▶ [Description of the task]:
Search the records that follow and extract every line containing the string "source".

▶ [Material provided]:
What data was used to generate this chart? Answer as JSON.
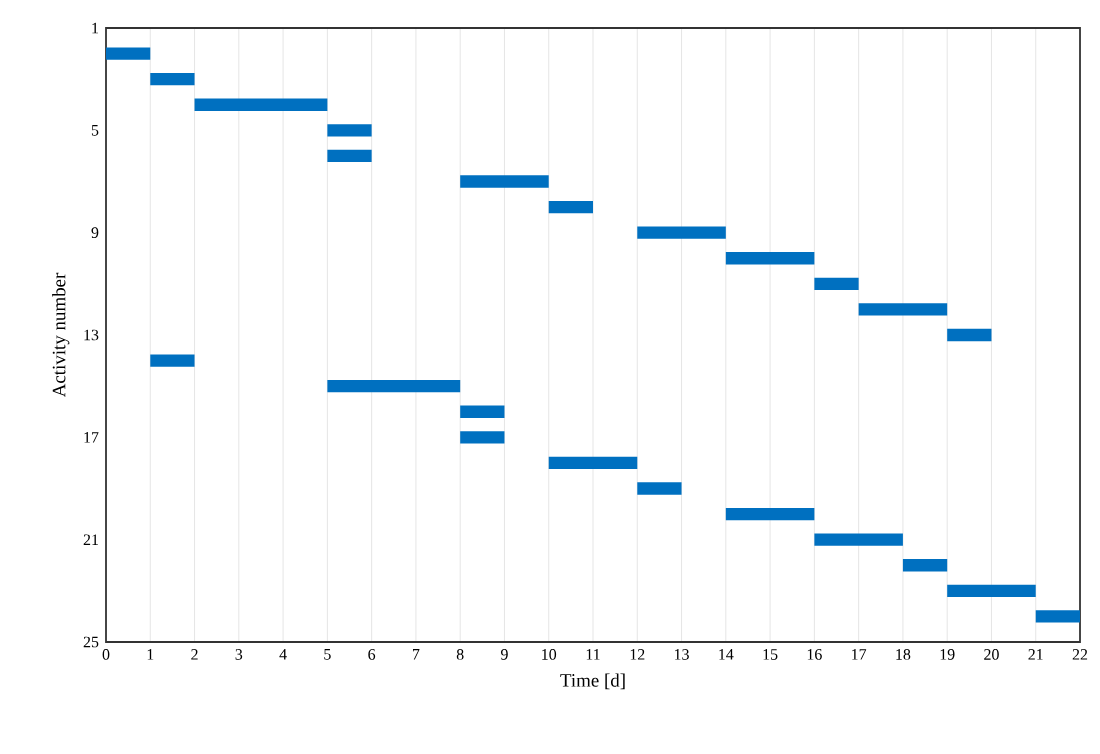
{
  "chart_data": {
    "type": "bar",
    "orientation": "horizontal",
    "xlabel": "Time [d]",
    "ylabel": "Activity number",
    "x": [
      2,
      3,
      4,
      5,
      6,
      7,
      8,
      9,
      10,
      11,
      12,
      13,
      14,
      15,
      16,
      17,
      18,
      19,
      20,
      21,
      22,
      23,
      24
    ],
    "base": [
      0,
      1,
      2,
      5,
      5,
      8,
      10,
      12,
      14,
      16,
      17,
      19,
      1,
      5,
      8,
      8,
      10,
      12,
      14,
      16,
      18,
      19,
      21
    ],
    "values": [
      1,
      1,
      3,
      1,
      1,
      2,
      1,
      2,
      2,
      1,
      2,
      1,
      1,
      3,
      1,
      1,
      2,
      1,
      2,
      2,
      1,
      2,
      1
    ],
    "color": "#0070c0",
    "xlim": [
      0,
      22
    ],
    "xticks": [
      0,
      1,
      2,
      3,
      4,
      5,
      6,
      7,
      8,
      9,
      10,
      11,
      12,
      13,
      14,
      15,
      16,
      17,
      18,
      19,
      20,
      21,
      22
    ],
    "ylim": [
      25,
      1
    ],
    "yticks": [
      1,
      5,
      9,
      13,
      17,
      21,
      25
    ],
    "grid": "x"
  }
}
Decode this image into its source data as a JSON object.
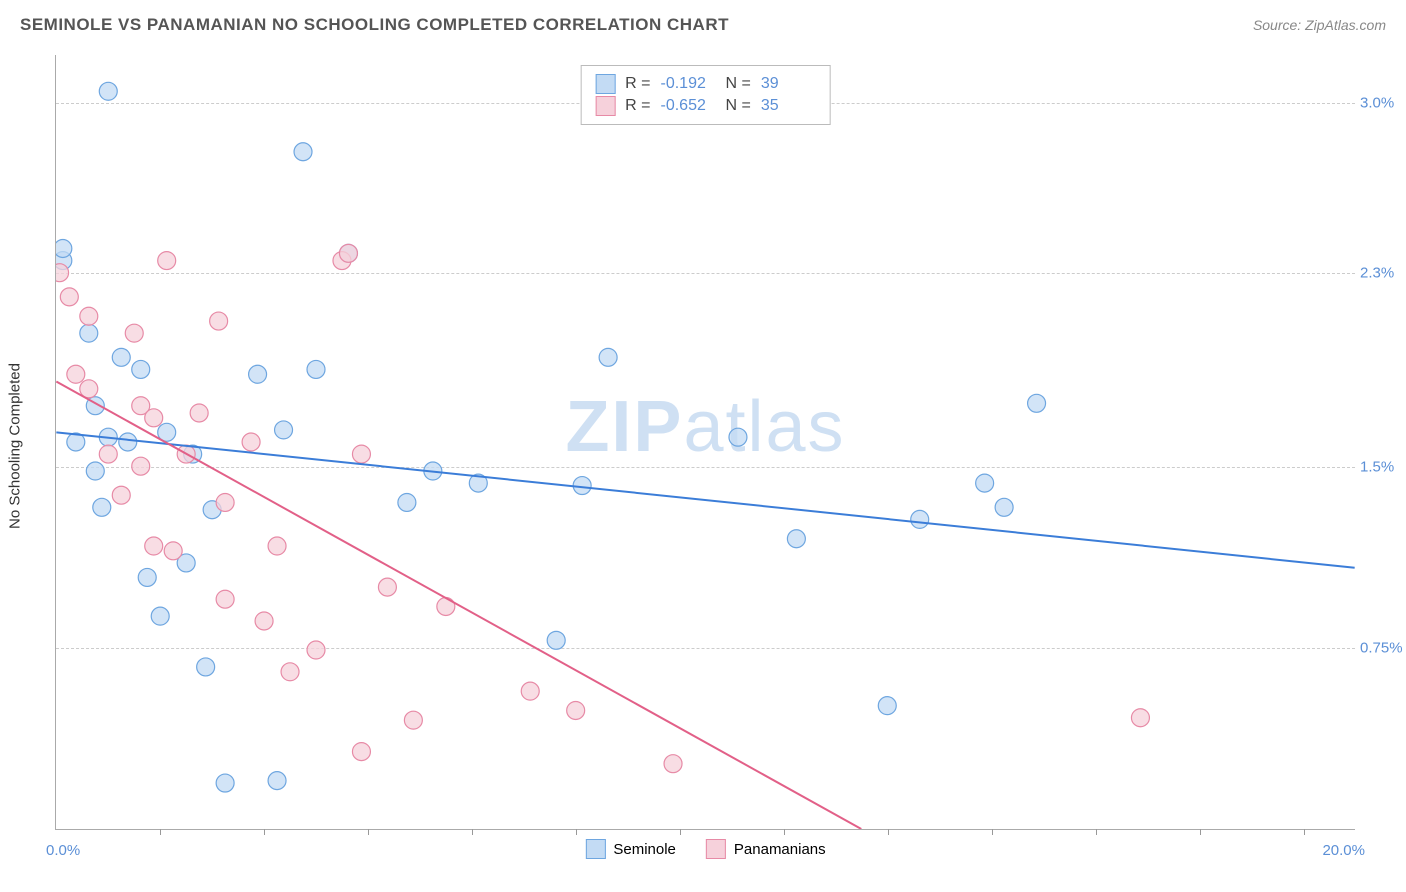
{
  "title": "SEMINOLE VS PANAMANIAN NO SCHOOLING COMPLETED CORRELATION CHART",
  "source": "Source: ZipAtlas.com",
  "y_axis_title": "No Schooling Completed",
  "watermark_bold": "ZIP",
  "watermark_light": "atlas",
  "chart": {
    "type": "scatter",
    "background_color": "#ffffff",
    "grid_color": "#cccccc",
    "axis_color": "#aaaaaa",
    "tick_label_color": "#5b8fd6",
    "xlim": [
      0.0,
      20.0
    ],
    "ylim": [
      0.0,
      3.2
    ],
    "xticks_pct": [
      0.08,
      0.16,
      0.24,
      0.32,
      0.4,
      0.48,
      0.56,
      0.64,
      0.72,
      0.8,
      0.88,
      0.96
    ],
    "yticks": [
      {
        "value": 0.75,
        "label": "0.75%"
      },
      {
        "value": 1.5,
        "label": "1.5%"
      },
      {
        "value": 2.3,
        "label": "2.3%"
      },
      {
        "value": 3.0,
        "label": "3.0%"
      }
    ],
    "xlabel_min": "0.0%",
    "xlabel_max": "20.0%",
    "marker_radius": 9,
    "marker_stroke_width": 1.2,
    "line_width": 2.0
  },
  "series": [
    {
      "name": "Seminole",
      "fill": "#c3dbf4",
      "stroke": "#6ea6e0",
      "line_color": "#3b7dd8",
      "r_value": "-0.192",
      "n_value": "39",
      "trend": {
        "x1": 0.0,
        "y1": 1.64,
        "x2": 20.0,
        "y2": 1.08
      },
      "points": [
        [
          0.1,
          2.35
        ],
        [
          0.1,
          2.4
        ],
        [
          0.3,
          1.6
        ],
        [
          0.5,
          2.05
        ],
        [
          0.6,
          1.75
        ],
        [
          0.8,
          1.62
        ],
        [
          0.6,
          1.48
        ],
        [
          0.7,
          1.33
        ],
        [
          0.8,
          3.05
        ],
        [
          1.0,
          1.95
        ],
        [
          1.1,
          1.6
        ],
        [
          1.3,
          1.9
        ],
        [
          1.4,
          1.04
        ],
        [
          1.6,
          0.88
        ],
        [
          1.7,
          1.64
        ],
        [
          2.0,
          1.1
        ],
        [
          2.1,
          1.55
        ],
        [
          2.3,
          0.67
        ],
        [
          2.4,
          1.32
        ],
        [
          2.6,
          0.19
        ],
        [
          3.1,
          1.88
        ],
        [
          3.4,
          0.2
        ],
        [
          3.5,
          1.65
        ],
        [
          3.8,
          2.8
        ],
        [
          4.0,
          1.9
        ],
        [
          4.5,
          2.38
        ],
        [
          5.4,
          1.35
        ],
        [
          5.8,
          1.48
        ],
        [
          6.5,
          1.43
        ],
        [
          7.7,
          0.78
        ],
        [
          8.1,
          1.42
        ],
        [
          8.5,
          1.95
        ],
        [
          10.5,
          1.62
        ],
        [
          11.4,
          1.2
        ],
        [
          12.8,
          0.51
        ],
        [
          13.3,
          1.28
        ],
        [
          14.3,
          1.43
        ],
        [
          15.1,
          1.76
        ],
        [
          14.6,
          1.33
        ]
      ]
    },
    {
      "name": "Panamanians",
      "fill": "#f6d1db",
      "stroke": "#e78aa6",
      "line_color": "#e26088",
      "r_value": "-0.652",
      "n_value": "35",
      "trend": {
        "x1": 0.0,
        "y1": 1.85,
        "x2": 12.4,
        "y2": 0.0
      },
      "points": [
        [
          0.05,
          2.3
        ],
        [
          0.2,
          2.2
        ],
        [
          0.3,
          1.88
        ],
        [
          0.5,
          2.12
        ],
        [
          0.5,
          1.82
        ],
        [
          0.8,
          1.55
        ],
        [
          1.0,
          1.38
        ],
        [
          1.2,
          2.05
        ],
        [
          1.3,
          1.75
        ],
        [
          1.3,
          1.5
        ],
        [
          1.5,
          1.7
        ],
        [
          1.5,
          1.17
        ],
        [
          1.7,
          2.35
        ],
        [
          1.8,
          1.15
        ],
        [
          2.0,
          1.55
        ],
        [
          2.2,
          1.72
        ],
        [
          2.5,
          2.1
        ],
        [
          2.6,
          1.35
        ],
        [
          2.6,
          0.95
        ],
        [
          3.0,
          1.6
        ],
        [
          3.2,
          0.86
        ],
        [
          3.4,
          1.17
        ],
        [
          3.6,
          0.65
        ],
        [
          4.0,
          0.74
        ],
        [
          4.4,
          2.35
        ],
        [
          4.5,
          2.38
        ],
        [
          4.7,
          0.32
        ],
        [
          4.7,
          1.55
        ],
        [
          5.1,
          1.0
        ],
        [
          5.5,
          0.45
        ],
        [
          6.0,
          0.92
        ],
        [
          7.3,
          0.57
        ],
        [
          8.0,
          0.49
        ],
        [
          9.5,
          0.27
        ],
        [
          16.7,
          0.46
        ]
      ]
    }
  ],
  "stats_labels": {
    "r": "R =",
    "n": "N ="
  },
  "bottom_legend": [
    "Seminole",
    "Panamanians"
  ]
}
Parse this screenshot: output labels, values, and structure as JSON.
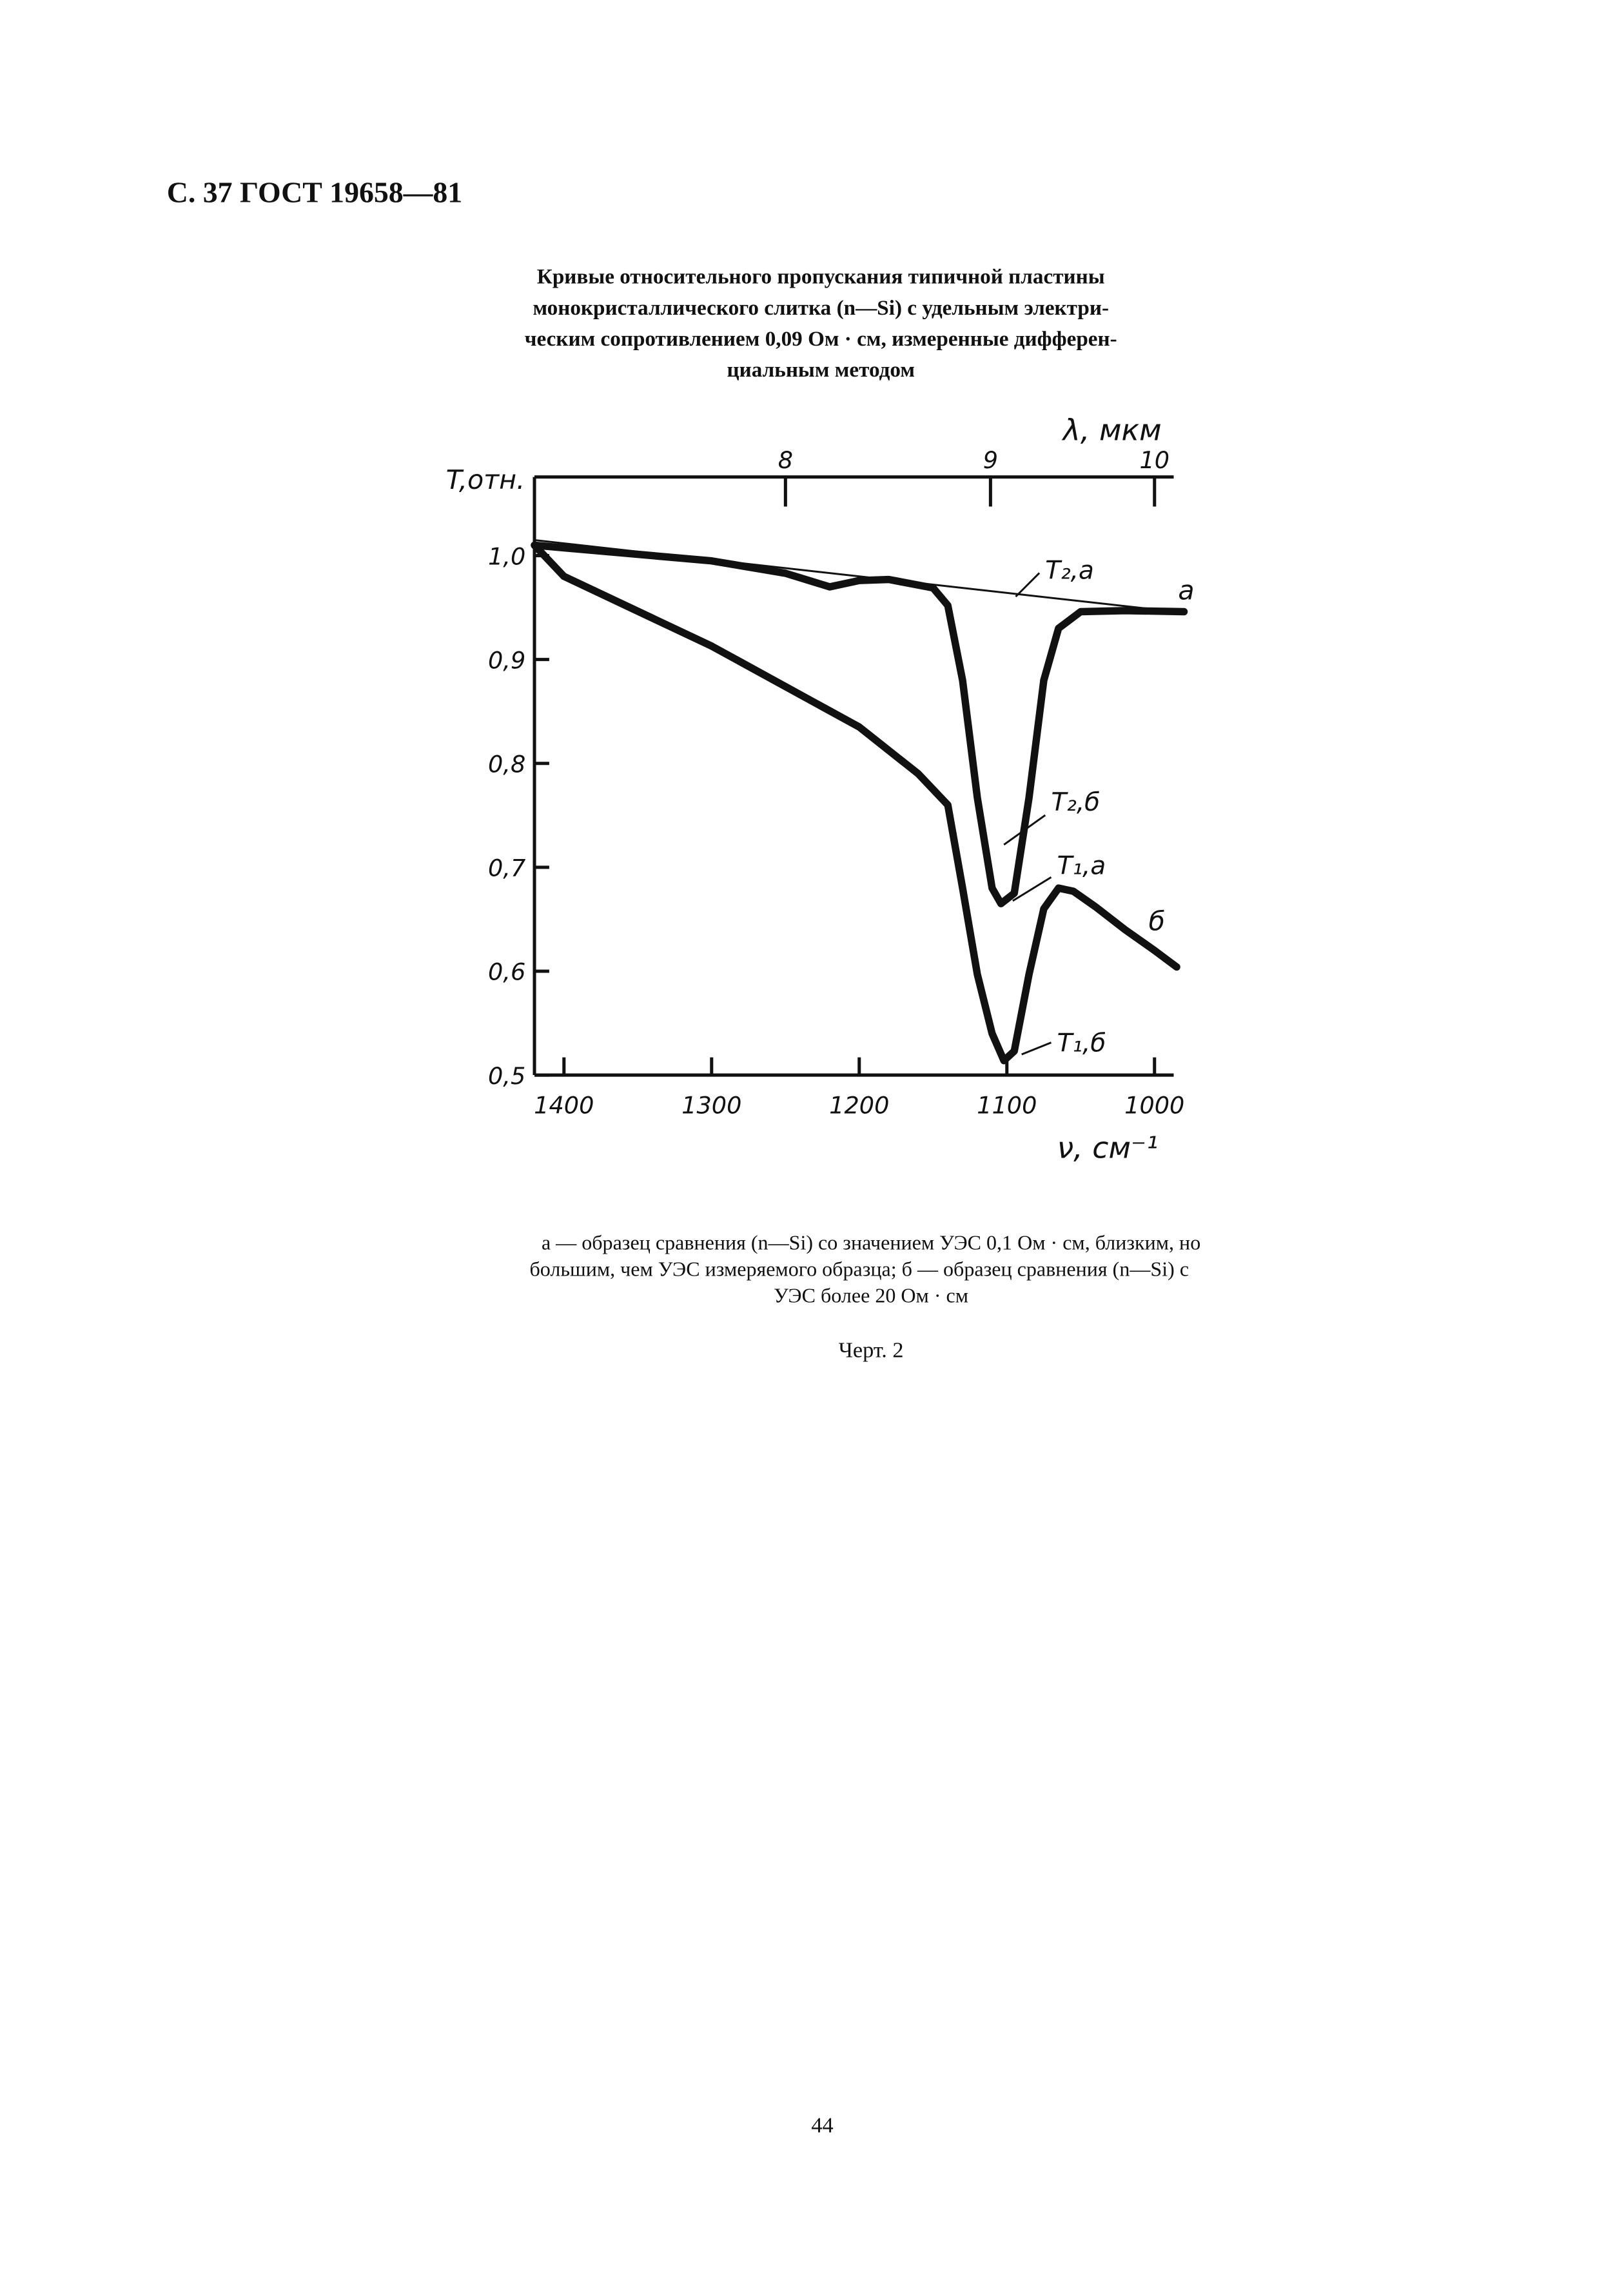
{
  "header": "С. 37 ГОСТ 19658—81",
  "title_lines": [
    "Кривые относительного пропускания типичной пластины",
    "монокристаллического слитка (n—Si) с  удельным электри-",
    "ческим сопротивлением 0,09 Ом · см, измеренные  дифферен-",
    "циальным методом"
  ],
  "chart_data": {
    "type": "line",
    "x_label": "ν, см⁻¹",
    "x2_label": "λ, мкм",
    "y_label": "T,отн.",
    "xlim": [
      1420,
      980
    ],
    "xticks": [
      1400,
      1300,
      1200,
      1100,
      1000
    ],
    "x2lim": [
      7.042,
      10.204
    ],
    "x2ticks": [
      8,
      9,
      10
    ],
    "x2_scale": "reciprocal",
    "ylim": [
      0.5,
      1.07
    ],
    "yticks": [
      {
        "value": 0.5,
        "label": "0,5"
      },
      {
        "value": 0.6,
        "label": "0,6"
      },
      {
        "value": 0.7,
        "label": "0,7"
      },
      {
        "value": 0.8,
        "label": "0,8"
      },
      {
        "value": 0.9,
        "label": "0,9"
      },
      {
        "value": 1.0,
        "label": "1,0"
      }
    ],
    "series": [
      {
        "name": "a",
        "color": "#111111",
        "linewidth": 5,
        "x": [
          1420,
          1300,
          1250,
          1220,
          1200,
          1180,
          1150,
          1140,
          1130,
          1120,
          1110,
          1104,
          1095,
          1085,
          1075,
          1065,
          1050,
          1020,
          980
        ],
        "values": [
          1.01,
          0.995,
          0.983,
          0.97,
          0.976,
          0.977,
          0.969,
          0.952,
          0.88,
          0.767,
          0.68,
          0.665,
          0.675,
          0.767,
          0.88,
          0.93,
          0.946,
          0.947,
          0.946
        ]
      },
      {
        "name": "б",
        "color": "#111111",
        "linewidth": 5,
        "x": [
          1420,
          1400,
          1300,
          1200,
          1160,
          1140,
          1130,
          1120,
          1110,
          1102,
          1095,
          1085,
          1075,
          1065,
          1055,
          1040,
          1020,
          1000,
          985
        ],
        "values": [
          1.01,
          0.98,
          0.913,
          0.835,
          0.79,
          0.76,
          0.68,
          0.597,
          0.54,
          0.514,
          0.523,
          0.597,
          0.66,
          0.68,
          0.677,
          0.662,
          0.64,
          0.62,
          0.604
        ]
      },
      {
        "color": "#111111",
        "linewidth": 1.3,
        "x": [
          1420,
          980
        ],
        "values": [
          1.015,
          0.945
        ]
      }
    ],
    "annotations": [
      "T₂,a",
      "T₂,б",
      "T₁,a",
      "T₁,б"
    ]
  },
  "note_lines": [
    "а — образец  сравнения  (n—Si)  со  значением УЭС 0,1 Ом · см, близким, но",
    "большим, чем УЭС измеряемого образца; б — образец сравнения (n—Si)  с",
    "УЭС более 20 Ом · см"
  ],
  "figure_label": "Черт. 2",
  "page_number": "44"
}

▶ [Output of the task]:
Decode this image into its source data as a JSON object.
  "source": "Source: ZipAtlas.com",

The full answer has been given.